**Information provided**
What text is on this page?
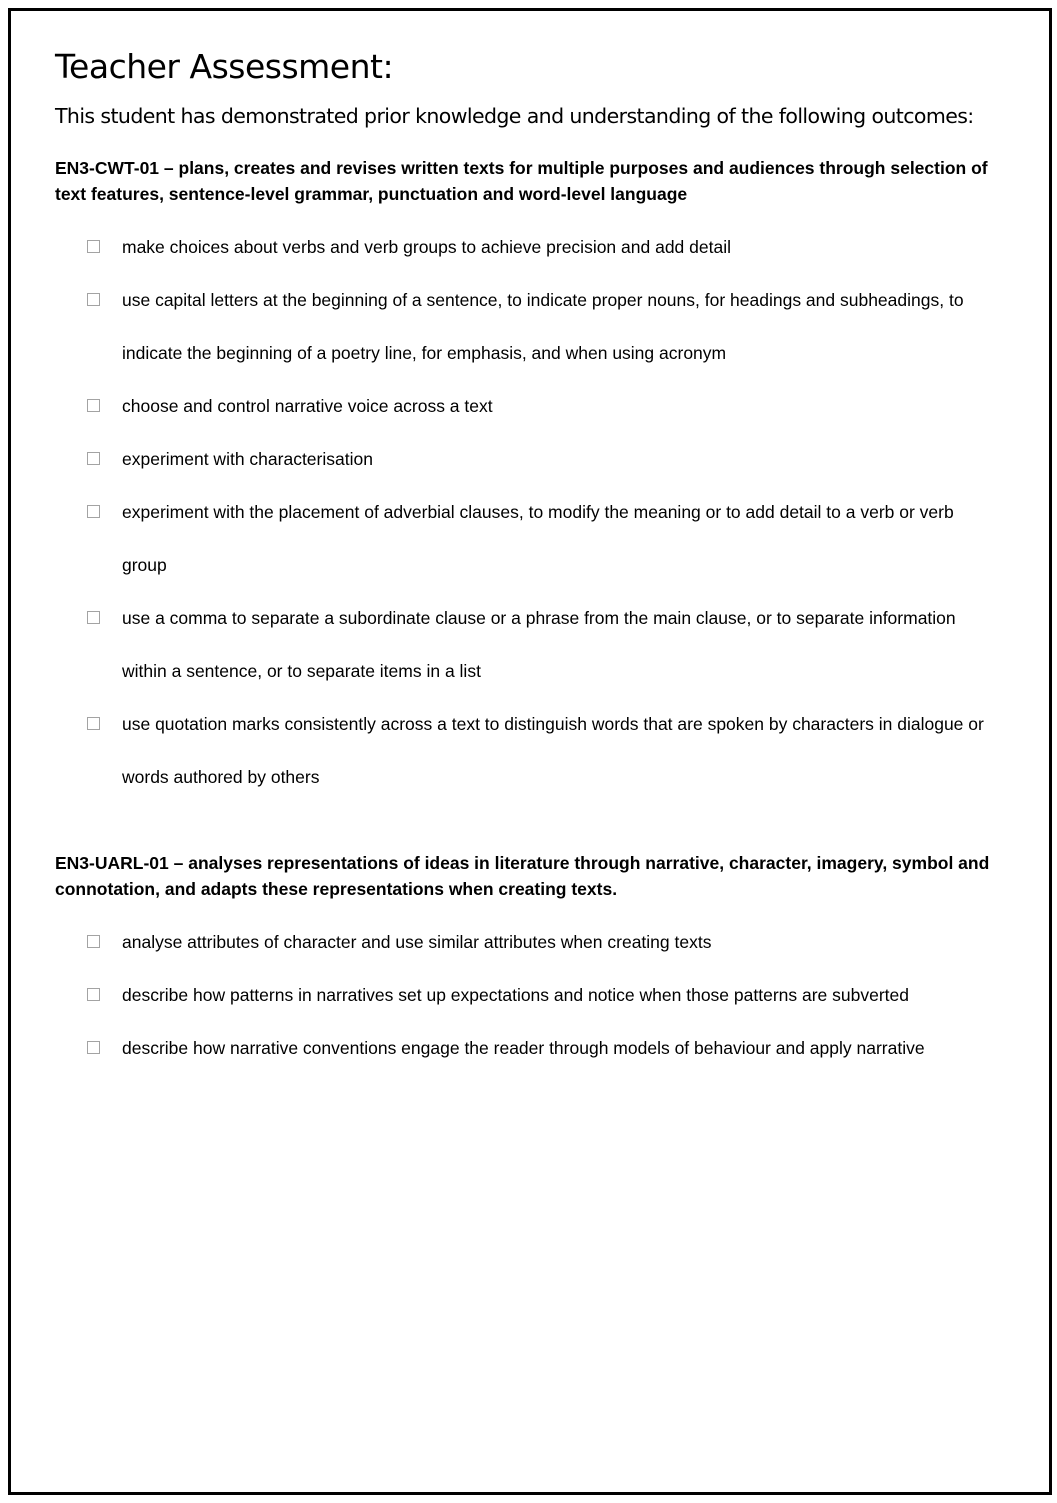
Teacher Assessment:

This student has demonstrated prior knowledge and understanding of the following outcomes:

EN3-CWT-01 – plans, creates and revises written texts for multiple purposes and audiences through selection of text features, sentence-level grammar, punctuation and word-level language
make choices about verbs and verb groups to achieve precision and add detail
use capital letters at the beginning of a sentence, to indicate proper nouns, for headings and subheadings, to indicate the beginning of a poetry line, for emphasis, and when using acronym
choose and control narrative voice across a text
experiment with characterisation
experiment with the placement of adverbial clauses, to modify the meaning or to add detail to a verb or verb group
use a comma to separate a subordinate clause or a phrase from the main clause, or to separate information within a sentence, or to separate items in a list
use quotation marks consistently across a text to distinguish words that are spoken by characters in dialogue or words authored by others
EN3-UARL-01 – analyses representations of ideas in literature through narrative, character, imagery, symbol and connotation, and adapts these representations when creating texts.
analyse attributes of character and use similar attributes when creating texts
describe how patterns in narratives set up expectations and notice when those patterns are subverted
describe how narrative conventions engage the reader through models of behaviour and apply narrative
--
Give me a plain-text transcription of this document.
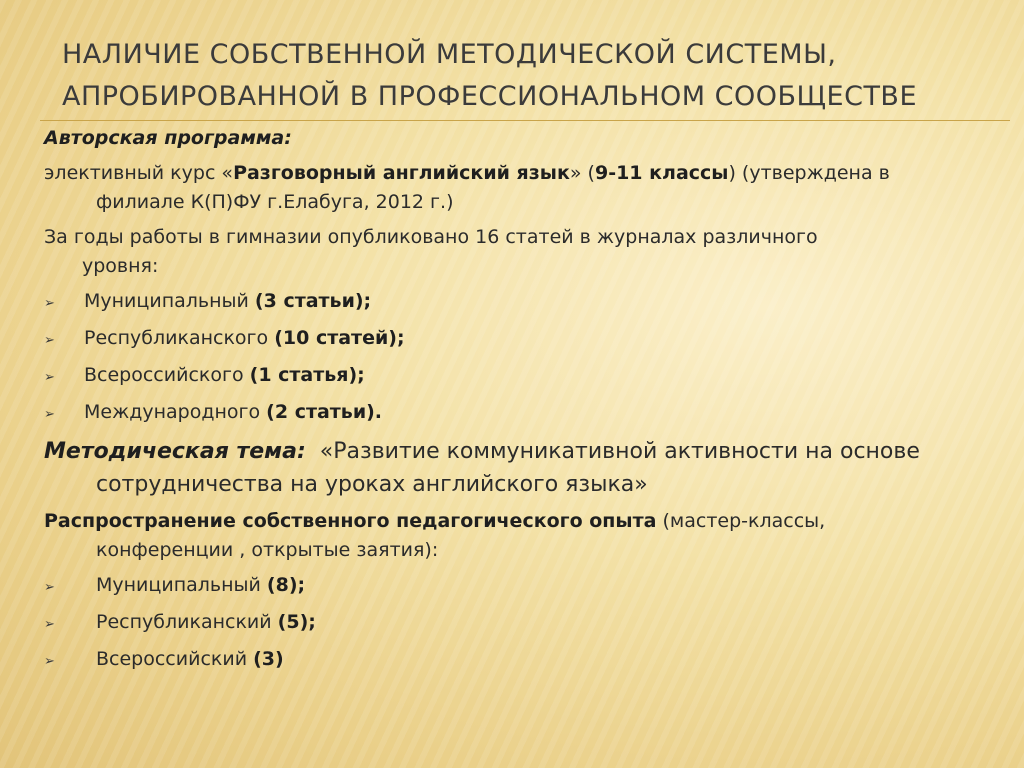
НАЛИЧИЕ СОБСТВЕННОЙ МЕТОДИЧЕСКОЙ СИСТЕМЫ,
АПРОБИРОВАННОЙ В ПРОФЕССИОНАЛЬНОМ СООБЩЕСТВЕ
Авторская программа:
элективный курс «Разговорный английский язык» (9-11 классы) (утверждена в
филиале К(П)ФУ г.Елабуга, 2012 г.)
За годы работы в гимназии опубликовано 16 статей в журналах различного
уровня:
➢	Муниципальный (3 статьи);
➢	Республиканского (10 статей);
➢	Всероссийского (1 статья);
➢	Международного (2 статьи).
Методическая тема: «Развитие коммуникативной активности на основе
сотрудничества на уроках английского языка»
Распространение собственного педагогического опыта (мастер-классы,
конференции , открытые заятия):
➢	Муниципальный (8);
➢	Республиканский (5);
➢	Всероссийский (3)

**Set problem**
Only the number is wanted: how many lines of the data contain the word "статей"?

**Correct answer**
2